§ **Problem to solve**: Go through the records below line by line, counting those that contain the word "site"; answer with the count only.
** start of Extracted data **
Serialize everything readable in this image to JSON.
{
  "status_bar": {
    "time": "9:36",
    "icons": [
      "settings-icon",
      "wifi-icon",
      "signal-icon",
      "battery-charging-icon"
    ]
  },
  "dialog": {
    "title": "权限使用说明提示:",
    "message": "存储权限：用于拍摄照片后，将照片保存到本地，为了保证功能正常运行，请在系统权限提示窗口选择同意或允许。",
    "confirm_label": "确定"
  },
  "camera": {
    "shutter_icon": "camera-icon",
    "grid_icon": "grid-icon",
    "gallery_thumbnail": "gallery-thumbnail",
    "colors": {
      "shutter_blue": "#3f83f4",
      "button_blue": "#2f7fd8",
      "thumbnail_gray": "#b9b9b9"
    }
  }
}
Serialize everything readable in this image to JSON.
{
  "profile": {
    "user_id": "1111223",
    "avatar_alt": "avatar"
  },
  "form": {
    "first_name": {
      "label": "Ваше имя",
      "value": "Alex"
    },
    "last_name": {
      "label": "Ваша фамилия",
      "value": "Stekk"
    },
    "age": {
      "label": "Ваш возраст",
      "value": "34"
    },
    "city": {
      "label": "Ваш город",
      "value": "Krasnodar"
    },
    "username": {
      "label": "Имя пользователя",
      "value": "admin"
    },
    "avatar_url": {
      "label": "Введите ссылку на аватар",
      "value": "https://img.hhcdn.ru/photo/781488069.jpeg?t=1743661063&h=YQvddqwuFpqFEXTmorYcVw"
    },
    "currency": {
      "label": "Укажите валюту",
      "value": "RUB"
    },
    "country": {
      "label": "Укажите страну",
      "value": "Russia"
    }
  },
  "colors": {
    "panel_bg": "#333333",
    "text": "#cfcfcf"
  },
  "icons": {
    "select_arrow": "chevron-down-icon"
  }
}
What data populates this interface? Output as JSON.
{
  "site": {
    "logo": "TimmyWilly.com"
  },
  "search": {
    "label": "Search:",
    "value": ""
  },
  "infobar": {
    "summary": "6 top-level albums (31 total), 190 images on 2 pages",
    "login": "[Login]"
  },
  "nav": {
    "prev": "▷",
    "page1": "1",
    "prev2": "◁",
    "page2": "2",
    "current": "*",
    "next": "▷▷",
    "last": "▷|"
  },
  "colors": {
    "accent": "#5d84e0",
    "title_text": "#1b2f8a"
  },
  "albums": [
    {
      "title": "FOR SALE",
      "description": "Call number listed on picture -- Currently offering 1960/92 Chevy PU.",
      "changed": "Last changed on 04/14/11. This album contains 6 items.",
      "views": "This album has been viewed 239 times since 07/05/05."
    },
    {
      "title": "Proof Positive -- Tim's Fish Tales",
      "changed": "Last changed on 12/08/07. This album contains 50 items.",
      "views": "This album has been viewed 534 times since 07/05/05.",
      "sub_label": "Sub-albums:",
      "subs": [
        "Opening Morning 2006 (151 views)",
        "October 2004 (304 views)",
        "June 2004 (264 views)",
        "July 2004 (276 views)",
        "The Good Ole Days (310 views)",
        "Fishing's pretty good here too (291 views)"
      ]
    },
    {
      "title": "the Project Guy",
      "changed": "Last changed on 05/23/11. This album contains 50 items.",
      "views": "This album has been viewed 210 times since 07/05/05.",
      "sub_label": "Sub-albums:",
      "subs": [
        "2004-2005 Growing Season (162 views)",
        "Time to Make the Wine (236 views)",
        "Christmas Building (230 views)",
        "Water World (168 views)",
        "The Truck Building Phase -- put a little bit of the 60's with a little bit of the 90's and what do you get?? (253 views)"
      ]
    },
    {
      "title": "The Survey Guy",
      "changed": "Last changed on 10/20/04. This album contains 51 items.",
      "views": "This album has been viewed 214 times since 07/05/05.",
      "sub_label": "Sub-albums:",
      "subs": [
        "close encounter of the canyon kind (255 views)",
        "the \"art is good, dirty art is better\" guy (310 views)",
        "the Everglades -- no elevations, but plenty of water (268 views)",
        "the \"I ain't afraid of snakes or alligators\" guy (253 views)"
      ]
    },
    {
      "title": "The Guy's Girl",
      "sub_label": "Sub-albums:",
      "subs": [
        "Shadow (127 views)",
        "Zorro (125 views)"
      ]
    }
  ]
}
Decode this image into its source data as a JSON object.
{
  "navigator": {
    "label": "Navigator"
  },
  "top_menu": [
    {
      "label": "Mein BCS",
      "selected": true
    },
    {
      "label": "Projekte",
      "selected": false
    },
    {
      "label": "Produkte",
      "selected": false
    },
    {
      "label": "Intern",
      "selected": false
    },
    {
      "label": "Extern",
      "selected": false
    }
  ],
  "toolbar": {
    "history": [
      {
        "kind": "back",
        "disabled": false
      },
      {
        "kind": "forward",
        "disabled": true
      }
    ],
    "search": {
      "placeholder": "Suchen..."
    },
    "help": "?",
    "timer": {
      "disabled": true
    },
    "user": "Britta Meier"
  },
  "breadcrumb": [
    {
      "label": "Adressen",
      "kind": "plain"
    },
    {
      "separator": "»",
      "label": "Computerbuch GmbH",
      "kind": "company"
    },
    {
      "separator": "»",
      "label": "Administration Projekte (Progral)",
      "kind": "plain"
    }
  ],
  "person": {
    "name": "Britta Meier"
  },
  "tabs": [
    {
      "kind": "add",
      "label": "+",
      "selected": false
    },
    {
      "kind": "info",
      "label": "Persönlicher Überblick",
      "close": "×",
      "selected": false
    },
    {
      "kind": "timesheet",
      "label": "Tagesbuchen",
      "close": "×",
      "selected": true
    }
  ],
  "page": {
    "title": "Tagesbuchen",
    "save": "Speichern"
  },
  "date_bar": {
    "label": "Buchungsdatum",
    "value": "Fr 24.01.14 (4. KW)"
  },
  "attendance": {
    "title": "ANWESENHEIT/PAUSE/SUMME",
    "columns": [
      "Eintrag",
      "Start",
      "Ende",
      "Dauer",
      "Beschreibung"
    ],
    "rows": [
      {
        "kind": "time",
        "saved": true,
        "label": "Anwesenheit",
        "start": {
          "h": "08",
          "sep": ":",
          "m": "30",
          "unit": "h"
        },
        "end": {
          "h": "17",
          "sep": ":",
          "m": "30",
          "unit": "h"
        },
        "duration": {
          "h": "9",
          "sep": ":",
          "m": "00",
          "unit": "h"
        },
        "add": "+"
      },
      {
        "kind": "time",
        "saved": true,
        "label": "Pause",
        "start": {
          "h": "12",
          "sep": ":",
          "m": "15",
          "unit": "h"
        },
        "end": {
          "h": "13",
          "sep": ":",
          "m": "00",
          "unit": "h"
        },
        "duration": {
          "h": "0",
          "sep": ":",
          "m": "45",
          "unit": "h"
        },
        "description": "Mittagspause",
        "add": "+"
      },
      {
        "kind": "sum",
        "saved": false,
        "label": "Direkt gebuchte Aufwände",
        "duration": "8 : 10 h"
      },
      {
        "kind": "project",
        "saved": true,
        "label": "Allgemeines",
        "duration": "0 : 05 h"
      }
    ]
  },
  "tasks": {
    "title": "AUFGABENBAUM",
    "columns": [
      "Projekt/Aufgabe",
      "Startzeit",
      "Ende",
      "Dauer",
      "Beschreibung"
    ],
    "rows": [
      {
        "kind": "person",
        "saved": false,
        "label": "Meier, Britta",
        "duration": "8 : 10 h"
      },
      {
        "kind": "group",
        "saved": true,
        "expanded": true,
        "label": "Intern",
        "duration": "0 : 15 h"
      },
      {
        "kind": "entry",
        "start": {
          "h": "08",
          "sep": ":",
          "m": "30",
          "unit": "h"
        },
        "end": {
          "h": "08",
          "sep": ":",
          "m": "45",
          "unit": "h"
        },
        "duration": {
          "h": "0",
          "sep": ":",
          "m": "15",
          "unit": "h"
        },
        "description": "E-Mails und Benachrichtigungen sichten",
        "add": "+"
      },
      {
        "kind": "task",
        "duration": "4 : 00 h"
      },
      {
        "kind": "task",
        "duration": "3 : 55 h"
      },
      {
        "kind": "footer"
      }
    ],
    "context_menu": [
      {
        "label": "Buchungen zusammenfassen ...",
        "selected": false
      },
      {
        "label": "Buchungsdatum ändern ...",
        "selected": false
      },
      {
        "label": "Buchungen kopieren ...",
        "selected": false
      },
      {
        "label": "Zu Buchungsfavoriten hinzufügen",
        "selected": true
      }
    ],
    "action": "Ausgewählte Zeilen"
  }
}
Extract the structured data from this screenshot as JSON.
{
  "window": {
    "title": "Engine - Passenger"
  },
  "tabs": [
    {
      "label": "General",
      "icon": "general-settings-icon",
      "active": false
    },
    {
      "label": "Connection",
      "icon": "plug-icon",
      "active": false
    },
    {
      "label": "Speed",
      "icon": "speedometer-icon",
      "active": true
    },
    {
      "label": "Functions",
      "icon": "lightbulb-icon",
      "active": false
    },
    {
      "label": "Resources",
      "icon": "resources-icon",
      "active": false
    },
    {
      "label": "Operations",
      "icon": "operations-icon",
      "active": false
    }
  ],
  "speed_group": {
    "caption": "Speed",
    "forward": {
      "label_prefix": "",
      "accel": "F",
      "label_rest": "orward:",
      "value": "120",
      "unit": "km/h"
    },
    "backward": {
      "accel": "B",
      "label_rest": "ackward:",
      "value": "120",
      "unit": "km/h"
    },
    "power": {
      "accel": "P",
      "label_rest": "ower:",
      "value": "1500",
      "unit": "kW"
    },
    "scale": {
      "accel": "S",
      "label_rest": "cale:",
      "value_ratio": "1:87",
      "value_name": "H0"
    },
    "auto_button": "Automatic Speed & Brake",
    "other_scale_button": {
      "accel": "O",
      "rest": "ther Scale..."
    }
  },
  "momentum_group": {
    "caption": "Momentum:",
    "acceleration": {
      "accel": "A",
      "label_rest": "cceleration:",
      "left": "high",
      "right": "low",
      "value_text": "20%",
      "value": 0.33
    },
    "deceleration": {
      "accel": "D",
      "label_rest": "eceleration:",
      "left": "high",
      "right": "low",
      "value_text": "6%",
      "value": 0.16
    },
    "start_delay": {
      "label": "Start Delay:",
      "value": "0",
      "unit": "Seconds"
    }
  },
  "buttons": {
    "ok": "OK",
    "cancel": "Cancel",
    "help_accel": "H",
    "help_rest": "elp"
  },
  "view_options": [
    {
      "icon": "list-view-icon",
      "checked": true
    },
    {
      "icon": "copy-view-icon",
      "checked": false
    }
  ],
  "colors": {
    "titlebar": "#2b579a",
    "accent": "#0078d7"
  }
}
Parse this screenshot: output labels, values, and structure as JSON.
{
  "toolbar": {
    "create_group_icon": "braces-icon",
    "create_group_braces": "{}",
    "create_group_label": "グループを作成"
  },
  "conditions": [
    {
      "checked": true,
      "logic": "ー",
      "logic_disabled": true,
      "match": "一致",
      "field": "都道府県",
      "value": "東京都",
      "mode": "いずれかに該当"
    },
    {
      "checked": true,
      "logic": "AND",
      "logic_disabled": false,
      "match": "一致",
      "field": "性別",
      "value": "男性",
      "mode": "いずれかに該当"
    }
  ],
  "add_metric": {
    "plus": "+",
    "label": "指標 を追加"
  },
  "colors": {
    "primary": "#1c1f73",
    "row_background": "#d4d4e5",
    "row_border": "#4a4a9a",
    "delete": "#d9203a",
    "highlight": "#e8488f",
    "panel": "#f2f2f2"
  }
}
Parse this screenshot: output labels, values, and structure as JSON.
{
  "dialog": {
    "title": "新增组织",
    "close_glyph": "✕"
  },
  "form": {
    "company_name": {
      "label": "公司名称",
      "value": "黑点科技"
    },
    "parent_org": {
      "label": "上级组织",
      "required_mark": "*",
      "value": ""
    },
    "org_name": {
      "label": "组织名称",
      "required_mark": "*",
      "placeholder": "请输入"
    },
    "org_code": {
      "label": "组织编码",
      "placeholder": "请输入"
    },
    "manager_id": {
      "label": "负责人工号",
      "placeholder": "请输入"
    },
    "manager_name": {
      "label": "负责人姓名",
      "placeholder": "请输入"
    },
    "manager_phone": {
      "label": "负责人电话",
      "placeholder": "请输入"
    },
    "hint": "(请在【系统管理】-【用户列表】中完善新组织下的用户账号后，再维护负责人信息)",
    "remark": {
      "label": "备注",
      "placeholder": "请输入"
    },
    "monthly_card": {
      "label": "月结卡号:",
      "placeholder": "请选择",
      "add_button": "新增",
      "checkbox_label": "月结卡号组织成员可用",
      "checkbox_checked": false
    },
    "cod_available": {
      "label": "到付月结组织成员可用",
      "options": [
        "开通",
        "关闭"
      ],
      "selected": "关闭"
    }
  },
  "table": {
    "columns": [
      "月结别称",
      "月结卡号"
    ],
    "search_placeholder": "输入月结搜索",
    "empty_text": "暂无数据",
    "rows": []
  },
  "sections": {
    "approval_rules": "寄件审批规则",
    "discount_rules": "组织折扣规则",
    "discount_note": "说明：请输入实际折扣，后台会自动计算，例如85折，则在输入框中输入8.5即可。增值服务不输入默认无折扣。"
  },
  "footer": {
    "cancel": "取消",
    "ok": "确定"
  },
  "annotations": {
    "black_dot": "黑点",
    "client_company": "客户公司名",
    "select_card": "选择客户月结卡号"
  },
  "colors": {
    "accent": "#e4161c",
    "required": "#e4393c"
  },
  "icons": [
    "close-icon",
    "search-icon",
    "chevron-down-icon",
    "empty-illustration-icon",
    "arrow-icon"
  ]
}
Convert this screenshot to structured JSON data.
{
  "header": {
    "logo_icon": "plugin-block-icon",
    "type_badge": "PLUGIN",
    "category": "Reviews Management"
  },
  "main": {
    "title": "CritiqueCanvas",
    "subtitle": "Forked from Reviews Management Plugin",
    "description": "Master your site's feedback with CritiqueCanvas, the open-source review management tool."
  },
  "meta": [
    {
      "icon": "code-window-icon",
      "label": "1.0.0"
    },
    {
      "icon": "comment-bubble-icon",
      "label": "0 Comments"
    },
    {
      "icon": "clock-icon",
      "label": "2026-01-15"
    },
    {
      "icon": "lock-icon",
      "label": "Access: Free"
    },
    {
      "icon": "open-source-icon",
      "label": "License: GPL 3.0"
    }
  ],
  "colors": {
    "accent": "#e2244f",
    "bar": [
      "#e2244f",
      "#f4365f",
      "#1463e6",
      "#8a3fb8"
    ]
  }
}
** end of Extracted data **
§ **Written solution**: 2